- [EXERCISE OBJECTIVE]:
Restate the listing below word for word, omitting any images.

- [TASK INPUT]:
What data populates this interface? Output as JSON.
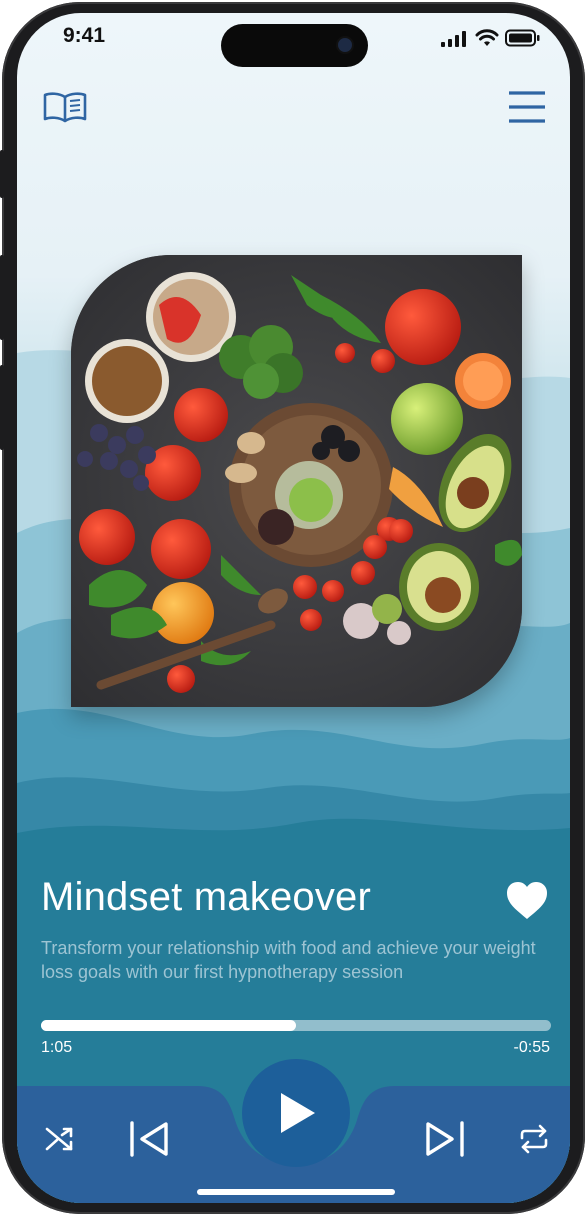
{
  "status_bar": {
    "time": "9:41"
  },
  "header": {
    "library_icon": "open-book-icon",
    "menu_icon": "hamburger-menu-icon"
  },
  "track": {
    "title": "Mindset makeover",
    "description": "Transform your relationship with food and achieve your weight loss goals with our first hypnotherapy session",
    "favorite_icon": "heart-icon",
    "artwork": "vegetables-bowl-artwork"
  },
  "playback": {
    "elapsed": "1:05",
    "remaining": "-0:55",
    "progress": 0.5
  },
  "controls": {
    "shuffle_icon": "shuffle-icon",
    "previous_icon": "skip-back-icon",
    "play_icon": "play-icon",
    "next_icon": "skip-forward-icon",
    "repeat_icon": "repeat-icon"
  },
  "colors": {
    "accent": "#1d5f9a",
    "nav": "#2f65a3",
    "teal": "#257d99"
  }
}
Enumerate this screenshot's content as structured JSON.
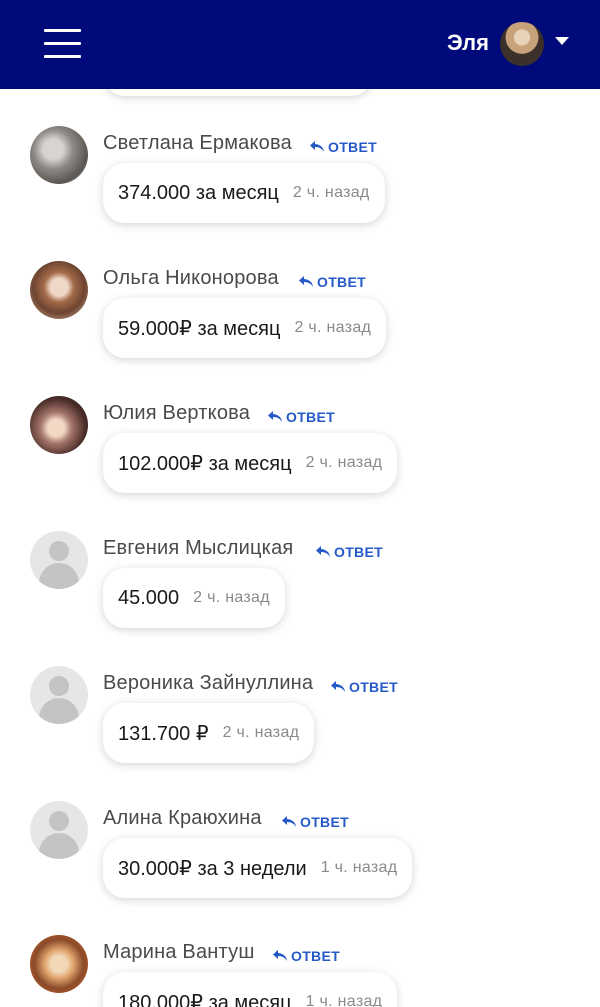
{
  "header": {
    "user_name": "Эля",
    "colors": {
      "bar": "#000a7a",
      "accent": "#2659c8"
    },
    "icons": [
      "hamburger-menu-icon",
      "caret-down-icon"
    ]
  },
  "reply_label": "ОТВЕТ",
  "comments": [
    {
      "author": "Светлана Ермакова",
      "text": "374.000 за месяц",
      "time": "2 ч. назад"
    },
    {
      "author": "Ольга Никонорова",
      "text": "59.000₽ за месяц",
      "time": "2 ч. назад"
    },
    {
      "author": "Юлия Верткова",
      "text": "102.000₽ за месяц",
      "time": "2 ч. назад"
    },
    {
      "author": "Евгения Мыслицкая",
      "text": "45.000",
      "time": "2 ч. назад"
    },
    {
      "author": "Вероника Зайнуллина",
      "text": "131.700 ₽",
      "time": "2 ч. назад"
    },
    {
      "author": "Алина Краюхина",
      "text": "30.000₽ за 3 недели",
      "time": "1 ч. назад"
    },
    {
      "author": "Марина Вантуш",
      "text": "180.000₽ за месяц",
      "time": "1 ч. назад"
    }
  ]
}
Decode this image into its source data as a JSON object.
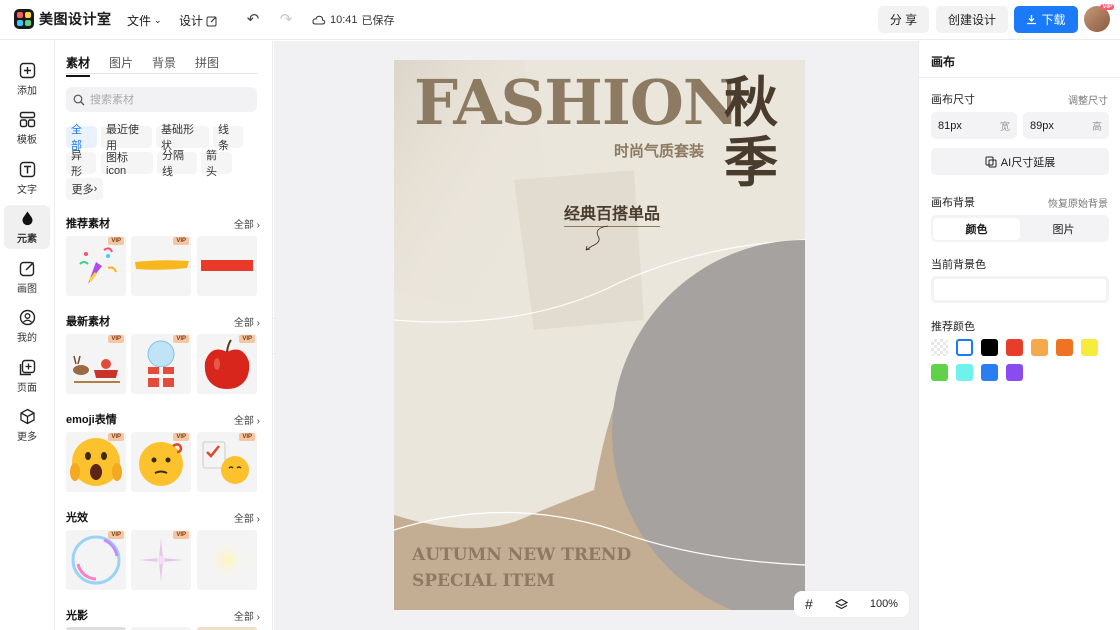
{
  "app": {
    "name": "美图设计室"
  },
  "topbar": {
    "file_label": "文件",
    "design_label": "设计",
    "save_time": "10:41",
    "save_status": "已保存",
    "share_label": "分 享",
    "create_label": "创建设计",
    "download_label": "下载",
    "avatar_badge": "VIP"
  },
  "rail": {
    "items": [
      {
        "label": "添加",
        "icon": "plus-square-icon"
      },
      {
        "label": "模板",
        "icon": "template-icon"
      },
      {
        "label": "文字",
        "icon": "text-icon"
      },
      {
        "label": "元素",
        "icon": "element-icon"
      },
      {
        "label": "画图",
        "icon": "draw-icon"
      },
      {
        "label": "我的",
        "icon": "user-icon"
      },
      {
        "label": "页面",
        "icon": "page-add-icon"
      },
      {
        "label": "更多",
        "icon": "cube-icon"
      }
    ],
    "active": "元素"
  },
  "panel": {
    "tabs": [
      "素材",
      "图片",
      "背景",
      "拼图"
    ],
    "search_placeholder": "搜索素材",
    "chips": [
      "全部",
      "最近使用",
      "基础形状",
      "线条",
      "异形",
      "图标icon",
      "分隔线",
      "箭头",
      "更多"
    ],
    "all_label": "全部",
    "vip_label": "VIP",
    "sections": [
      {
        "title": "推荐素材",
        "items": [
          "party-popper",
          "yellow-brush-stroke",
          "red-bar"
        ]
      },
      {
        "title": "最新素材",
        "items": [
          "reindeer-sleigh",
          "snow-globe-gift",
          "red-apple"
        ]
      },
      {
        "title": "emoji表情",
        "items": [
          "shocked-face",
          "thinking-face",
          "checklist-face"
        ]
      },
      {
        "title": "光效",
        "items": [
          "bubble",
          "sparkle",
          "glow"
        ]
      },
      {
        "title": "光影",
        "items": []
      }
    ]
  },
  "poster": {
    "title": "FASHION",
    "side_title": "秋季",
    "subtitle": "时尚气质套装",
    "tagline": "经典百搭单品",
    "footer_line1": "AUTUMN NEW TREND",
    "footer_line2": "SPECIAL ITEM"
  },
  "zoom": {
    "level": "100%"
  },
  "rpanel": {
    "title": "画布",
    "size_label": "画布尺寸",
    "size_link": "调整尺寸",
    "width_value": "81px",
    "width_unit": "宽",
    "height_value": "89px",
    "height_unit": "高",
    "ai_extend_label": "AI尺寸延展",
    "bg_label": "画布背景",
    "bg_reset": "恢复原始背景",
    "bg_tabs": [
      "颜色",
      "图片"
    ],
    "current_bg_label": "当前背景色",
    "recommend_label": "推荐颜色",
    "colors": [
      "transparent",
      "#ffffff",
      "#000000",
      "#e93d2b",
      "#f5a94a",
      "#ee7424",
      "#f6ec3d",
      "#5fd247",
      "#6ff2ec",
      "#2a7ff0",
      "#8a4cf0"
    ]
  }
}
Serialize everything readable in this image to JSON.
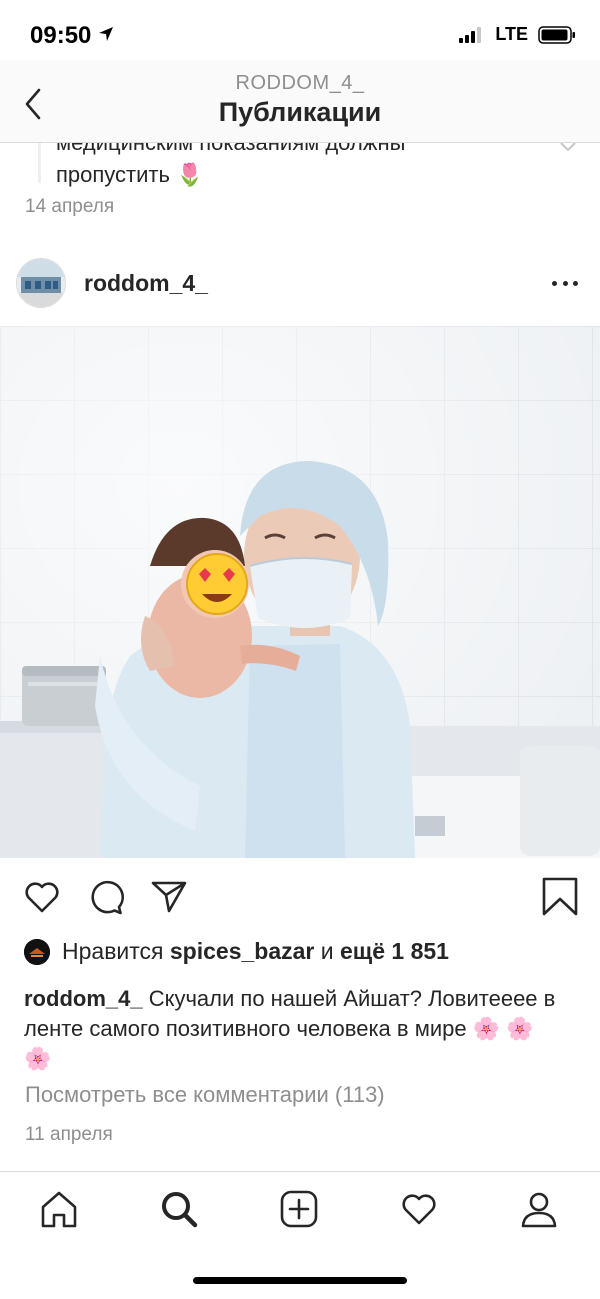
{
  "status_bar": {
    "time": "09:50",
    "network": "LTE"
  },
  "header": {
    "account": "RODDOM_4_",
    "title": "Публикации"
  },
  "previous_post": {
    "caption_tail_line1": "медицинским показаниям должны",
    "caption_tail_line2": "пропустить 🌷",
    "date": "14 апреля"
  },
  "post": {
    "username": "roddom_4_",
    "likes": {
      "prefix": "Нравится ",
      "user": "spices_bazar",
      "middle": " и ",
      "others": "ещё 1 851"
    },
    "caption": {
      "username": "roddom_4_",
      "text": " Скучали по нашей Айшат? Ловитееее в ленте  самого позитивного человека в мире 🌸 🌸 🌸"
    },
    "view_comments": "Посмотреть все комментарии (113)",
    "date": "11 апреля"
  },
  "icons": {
    "back": "chevron-left-icon",
    "more": "more-horizontal-icon",
    "like": "heart-icon",
    "comment": "comment-icon",
    "share": "paper-plane-icon",
    "save": "bookmark-icon"
  },
  "tabs": [
    "home",
    "search",
    "add",
    "activity",
    "profile"
  ],
  "colors": {
    "text": "#262626",
    "secondary": "#8e8e8e",
    "border": "#dbdbdb",
    "header_bg": "#fafafa"
  }
}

- [TASK OUTPUT]:
What data populates this interface? Output as JSON.
{
  "status_bar": {
    "time": "9:41"
  },
  "header": {
    "library_icon": "open-book-icon",
    "menu_icon": "hamburger-menu-icon"
  },
  "track": {
    "title": "Mindset makeover",
    "description": "Transform your relationship with food and achieve your weight loss goals with our first hypnotherapy session",
    "favorite_icon": "heart-icon",
    "artwork": "vegetables-bowl-artwork"
  },
  "playback": {
    "elapsed": "1:05",
    "remaining": "-0:55",
    "progress": 0.5
  },
  "controls": {
    "shuffle_icon": "shuffle-icon",
    "previous_icon": "skip-back-icon",
    "play_icon": "play-icon",
    "next_icon": "skip-forward-icon",
    "repeat_icon": "repeat-icon"
  },
  "colors": {
    "accent": "#1d5f9a",
    "nav": "#2f65a3",
    "teal": "#257d99"
  }
}
Enumerate this screenshot's content as structured JSON.
{
  "header": {
    "user_name": "Эля",
    "colors": {
      "bar": "#000a7a",
      "accent": "#2659c8"
    },
    "icons": [
      "hamburger-menu-icon",
      "caret-down-icon"
    ]
  },
  "reply_label": "ОТВЕТ",
  "comments": [
    {
      "author": "Светлана Ермакова",
      "text": "374.000 за месяц",
      "time": "2 ч. назад"
    },
    {
      "author": "Ольга Никонорова",
      "text": "59.000₽ за месяц",
      "time": "2 ч. назад"
    },
    {
      "author": "Юлия Верткова",
      "text": "102.000₽ за месяц",
      "time": "2 ч. назад"
    },
    {
      "author": "Евгения Мыслицкая",
      "text": "45.000",
      "time": "2 ч. назад"
    },
    {
      "author": "Вероника Зайнуллина",
      "text": "131.700 ₽",
      "time": "2 ч. назад"
    },
    {
      "author": "Алина Краюхина",
      "text": "30.000₽ за 3 недели",
      "time": "1 ч. назад"
    },
    {
      "author": "Марина Вантуш",
      "text": "180.000₽ за месяц",
      "time": "1 ч. назад"
    }
  ]
}
Decode this image into its source data as a JSON object.
{
  "app": {
    "name": "美图设计室"
  },
  "topbar": {
    "file_label": "文件",
    "design_label": "设计",
    "save_time": "10:41",
    "save_status": "已保存",
    "share_label": "分 享",
    "create_label": "创建设计",
    "download_label": "下载",
    "avatar_badge": "VIP"
  },
  "rail": {
    "items": [
      {
        "label": "添加",
        "icon": "plus-square-icon"
      },
      {
        "label": "模板",
        "icon": "template-icon"
      },
      {
        "label": "文字",
        "icon": "text-icon"
      },
      {
        "label": "元素",
        "icon": "element-icon"
      },
      {
        "label": "画图",
        "icon": "draw-icon"
      },
      {
        "label": "我的",
        "icon": "user-icon"
      },
      {
        "label": "页面",
        "icon": "page-add-icon"
      },
      {
        "label": "更多",
        "icon": "cube-icon"
      }
    ],
    "active": "元素"
  },
  "panel": {
    "tabs": [
      "素材",
      "图片",
      "背景",
      "拼图"
    ],
    "search_placeholder": "搜索素材",
    "chips": [
      "全部",
      "最近使用",
      "基础形状",
      "线条",
      "异形",
      "图标icon",
      "分隔线",
      "箭头",
      "更多"
    ],
    "all_label": "全部",
    "vip_label": "VIP",
    "sections": [
      {
        "title": "推荐素材",
        "items": [
          "party-popper",
          "yellow-brush-stroke",
          "red-bar"
        ]
      },
      {
        "title": "最新素材",
        "items": [
          "reindeer-sleigh",
          "snow-globe-gift",
          "red-apple"
        ]
      },
      {
        "title": "emoji表情",
        "items": [
          "shocked-face",
          "thinking-face",
          "checklist-face"
        ]
      },
      {
        "title": "光效",
        "items": [
          "bubble",
          "sparkle",
          "glow"
        ]
      },
      {
        "title": "光影",
        "items": []
      }
    ]
  },
  "poster": {
    "title": "FASHION",
    "side_title": "秋季",
    "subtitle": "时尚气质套装",
    "tagline": "经典百搭单品",
    "footer_line1": "AUTUMN NEW TREND",
    "footer_line2": "SPECIAL ITEM"
  },
  "zoom": {
    "level": "100%"
  },
  "rpanel": {
    "title": "画布",
    "size_label": "画布尺寸",
    "size_link": "调整尺寸",
    "width_value": "81px",
    "width_unit": "宽",
    "height_value": "89px",
    "height_unit": "高",
    "ai_extend_label": "AI尺寸延展",
    "bg_label": "画布背景",
    "bg_reset": "恢复原始背景",
    "bg_tabs": [
      "颜色",
      "图片"
    ],
    "current_bg_label": "当前背景色",
    "recommend_label": "推荐颜色",
    "colors": [
      "transparent",
      "#ffffff",
      "#000000",
      "#e93d2b",
      "#f5a94a",
      "#ee7424",
      "#f6ec3d",
      "#5fd247",
      "#6ff2ec",
      "#2a7ff0",
      "#8a4cf0"
    ]
  }
}
Serialize everything readable in this image to JSON.
{
  "status_bar": {
    "time": "09:50",
    "network": "LTE"
  },
  "header": {
    "account": "RODDOM_4_",
    "title": "Публикации"
  },
  "previous_post": {
    "caption_tail_line1": "медицинским показаниям должны",
    "caption_tail_line2": "пропустить 🌷",
    "date": "14 апреля"
  },
  "post": {
    "username": "roddom_4_",
    "likes": {
      "prefix": "Нравится ",
      "user": "spices_bazar",
      "middle": " и ",
      "others": "ещё 1 851"
    },
    "caption": {
      "username": "roddom_4_",
      "text": " Скучали по нашей Айшат? Ловитееее в ленте  самого позитивного человека в мире 🌸 🌸 🌸"
    },
    "view_comments": "Посмотреть все комментарии (113)",
    "date": "11 апреля"
  },
  "icons": {
    "back": "chevron-left-icon",
    "more": "more-horizontal-icon",
    "like": "heart-icon",
    "comment": "comment-icon",
    "share": "paper-plane-icon",
    "save": "bookmark-icon"
  },
  "tabs": [
    "home",
    "search",
    "add",
    "activity",
    "profile"
  ],
  "colors": {
    "text": "#262626",
    "secondary": "#8e8e8e",
    "border": "#dbdbdb",
    "header_bg": "#fafafa"
  }
}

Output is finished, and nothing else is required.